Work to be completed:
Pick out every line in the data below that holds "name".

Exercise inputs:
>>>>>
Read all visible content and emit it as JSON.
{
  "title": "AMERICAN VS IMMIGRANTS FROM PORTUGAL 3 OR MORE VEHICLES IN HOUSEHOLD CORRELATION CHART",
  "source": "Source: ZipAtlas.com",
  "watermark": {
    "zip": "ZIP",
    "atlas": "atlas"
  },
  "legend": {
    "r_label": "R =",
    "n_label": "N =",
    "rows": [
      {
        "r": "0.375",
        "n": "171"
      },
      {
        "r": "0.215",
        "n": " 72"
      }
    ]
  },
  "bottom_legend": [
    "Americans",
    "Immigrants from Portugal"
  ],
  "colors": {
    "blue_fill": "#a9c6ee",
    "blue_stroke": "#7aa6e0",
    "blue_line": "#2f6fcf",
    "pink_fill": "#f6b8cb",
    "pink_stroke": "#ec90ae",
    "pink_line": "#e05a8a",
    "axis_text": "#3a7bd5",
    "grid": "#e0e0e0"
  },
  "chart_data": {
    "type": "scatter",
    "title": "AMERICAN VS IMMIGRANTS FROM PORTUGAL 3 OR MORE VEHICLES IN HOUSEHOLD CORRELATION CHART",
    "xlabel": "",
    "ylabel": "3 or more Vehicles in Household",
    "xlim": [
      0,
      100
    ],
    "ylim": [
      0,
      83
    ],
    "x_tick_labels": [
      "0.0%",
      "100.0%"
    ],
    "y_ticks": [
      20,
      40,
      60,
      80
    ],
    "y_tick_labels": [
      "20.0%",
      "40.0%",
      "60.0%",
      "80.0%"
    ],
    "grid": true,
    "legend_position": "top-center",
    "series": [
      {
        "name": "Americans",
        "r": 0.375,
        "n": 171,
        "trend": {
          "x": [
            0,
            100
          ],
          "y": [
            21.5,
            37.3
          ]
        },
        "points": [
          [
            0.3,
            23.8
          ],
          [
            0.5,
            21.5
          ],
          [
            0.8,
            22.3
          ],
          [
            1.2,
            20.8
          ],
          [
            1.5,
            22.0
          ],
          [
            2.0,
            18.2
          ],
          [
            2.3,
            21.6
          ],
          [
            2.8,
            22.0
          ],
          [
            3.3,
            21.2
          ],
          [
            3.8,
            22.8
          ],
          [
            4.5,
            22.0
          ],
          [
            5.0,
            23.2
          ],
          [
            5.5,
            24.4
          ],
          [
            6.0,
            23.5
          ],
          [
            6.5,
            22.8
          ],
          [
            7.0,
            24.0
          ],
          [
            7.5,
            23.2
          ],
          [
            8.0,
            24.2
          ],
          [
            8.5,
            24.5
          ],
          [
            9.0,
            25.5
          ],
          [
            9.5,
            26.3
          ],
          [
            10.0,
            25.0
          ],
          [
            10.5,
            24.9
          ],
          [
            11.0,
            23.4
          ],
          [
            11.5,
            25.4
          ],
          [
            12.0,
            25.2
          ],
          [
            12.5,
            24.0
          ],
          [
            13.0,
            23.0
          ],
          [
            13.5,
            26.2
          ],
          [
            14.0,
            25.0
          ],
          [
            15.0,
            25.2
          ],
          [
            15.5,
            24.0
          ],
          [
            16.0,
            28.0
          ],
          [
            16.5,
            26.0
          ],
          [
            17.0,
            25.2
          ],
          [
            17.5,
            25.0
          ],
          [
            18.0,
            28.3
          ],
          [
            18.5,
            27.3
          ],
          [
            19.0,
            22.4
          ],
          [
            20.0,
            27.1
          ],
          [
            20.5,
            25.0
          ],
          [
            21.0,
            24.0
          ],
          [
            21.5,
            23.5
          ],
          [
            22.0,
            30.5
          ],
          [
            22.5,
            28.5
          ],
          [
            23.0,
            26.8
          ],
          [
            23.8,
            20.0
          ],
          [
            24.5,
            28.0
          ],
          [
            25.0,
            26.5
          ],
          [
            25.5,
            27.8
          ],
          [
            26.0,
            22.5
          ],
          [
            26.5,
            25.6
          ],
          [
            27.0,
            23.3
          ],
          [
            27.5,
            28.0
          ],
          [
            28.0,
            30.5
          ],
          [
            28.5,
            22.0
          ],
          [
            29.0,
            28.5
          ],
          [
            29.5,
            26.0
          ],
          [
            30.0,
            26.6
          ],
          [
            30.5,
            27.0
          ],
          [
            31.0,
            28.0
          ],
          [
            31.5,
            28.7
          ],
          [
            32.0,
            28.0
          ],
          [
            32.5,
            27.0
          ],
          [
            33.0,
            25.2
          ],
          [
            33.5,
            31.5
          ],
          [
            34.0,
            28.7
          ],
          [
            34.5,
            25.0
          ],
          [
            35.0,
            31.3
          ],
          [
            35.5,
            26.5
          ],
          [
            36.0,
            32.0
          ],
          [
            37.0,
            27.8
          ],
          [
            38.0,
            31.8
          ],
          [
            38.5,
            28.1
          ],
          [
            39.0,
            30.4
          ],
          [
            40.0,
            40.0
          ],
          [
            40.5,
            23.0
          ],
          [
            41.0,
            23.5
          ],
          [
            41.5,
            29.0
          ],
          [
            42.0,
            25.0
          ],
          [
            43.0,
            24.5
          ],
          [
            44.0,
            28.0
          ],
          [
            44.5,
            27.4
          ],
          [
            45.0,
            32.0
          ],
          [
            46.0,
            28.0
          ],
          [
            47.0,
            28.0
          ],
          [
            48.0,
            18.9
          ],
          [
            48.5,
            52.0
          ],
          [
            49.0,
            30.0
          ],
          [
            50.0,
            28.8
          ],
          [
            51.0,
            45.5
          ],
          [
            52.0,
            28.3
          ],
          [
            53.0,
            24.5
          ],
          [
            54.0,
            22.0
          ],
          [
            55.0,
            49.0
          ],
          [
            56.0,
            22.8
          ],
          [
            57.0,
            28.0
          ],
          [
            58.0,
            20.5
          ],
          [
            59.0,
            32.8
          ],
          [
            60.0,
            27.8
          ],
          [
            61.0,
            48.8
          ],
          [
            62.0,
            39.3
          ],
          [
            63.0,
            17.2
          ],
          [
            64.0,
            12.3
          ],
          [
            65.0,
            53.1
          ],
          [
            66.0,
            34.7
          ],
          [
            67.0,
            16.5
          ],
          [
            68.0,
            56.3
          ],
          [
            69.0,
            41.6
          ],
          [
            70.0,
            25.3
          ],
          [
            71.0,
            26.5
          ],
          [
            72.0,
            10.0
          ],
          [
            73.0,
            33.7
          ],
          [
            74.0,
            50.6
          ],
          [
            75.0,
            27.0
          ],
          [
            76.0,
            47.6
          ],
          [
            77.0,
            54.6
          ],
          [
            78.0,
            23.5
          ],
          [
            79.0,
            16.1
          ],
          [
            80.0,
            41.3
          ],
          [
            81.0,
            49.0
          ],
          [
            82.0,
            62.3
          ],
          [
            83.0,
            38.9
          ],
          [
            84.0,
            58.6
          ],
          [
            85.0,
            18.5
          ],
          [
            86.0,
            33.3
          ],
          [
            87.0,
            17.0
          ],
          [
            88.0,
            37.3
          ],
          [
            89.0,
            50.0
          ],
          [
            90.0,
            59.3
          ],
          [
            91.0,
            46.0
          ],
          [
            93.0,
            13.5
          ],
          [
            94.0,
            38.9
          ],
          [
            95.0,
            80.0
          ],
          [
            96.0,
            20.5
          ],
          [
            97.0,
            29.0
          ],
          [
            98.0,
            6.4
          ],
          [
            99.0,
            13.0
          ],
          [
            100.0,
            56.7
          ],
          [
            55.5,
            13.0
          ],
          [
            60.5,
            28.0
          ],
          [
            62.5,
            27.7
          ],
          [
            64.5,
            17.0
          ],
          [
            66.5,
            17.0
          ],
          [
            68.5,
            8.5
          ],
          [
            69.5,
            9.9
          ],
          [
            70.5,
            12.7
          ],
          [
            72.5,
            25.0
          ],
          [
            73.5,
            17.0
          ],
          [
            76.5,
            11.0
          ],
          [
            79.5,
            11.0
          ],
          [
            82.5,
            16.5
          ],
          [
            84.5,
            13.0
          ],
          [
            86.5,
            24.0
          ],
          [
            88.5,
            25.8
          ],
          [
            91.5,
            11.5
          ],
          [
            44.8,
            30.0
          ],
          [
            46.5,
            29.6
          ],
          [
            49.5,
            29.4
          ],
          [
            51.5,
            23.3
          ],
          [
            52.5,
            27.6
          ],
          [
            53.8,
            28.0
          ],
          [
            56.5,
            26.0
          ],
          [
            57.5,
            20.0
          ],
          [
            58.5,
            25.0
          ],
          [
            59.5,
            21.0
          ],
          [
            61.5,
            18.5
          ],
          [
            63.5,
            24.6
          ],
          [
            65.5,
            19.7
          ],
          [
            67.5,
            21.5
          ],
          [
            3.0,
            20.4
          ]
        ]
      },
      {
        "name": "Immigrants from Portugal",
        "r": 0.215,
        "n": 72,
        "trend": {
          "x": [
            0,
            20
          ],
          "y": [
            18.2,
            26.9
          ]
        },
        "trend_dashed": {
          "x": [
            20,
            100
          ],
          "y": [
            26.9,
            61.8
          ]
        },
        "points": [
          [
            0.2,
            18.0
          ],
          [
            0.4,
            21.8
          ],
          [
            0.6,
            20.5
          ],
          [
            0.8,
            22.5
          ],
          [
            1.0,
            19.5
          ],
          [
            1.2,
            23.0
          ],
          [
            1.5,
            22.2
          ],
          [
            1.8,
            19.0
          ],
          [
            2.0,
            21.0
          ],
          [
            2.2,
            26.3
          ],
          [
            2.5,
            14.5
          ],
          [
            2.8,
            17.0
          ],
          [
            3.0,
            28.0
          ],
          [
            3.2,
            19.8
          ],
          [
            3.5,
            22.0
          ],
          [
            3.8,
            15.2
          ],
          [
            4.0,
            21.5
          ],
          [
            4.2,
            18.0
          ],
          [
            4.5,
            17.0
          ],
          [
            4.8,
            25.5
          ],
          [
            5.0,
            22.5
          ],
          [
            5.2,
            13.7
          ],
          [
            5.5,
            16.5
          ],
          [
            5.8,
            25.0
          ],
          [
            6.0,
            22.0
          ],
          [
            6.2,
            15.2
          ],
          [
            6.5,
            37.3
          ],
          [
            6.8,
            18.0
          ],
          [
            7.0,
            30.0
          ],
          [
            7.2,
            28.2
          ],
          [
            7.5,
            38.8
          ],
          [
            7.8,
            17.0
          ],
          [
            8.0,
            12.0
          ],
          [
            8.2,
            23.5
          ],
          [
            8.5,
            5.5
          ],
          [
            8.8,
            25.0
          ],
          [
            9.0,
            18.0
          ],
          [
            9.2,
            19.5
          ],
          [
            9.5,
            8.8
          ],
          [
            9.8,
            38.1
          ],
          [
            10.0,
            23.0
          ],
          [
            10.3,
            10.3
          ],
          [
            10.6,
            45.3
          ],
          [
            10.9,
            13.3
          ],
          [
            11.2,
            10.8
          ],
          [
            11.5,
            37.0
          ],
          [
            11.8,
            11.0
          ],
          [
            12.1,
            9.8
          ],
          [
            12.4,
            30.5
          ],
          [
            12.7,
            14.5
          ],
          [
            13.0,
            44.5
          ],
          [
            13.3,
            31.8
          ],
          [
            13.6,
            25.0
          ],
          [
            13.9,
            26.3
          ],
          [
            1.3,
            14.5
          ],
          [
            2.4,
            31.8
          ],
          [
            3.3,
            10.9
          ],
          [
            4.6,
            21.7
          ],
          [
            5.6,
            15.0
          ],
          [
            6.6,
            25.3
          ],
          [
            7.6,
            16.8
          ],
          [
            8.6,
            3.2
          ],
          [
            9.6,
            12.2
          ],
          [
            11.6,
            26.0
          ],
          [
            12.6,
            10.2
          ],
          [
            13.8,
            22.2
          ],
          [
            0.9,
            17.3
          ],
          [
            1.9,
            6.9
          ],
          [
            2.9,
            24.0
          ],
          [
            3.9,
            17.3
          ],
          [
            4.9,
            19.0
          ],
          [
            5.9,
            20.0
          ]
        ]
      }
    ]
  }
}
<<<<<
Result of this exercise:
        "name": "Americans",
        "name": "Immigrants from Portugal",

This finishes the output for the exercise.